• WHAT IS EXPECTED:
Return the number of lines that contain the word "Хлеб", and return nothing else.

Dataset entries
************
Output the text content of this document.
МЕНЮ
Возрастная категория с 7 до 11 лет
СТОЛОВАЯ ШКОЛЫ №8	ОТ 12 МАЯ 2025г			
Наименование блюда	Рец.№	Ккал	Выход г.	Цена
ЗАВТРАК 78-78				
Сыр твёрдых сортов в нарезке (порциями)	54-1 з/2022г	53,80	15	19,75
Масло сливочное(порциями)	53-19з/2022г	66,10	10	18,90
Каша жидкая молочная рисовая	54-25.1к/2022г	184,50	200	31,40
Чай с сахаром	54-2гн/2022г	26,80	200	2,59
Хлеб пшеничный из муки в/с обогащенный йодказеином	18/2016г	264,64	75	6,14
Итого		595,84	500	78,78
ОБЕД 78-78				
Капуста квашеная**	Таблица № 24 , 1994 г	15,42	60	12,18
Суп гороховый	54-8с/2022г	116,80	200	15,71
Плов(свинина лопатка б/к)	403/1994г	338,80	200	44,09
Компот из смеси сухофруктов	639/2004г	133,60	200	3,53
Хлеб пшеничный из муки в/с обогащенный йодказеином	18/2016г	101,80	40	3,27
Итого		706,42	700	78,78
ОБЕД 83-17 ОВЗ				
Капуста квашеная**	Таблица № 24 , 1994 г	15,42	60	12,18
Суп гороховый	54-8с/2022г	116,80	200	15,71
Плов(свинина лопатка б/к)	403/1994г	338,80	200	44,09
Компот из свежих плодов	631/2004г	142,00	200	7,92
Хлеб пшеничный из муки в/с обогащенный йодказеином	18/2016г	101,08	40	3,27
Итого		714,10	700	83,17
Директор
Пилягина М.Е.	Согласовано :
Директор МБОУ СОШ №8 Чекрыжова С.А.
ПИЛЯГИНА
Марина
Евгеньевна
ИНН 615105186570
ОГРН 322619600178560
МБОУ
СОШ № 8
************
• FINISHED ANSWER:
3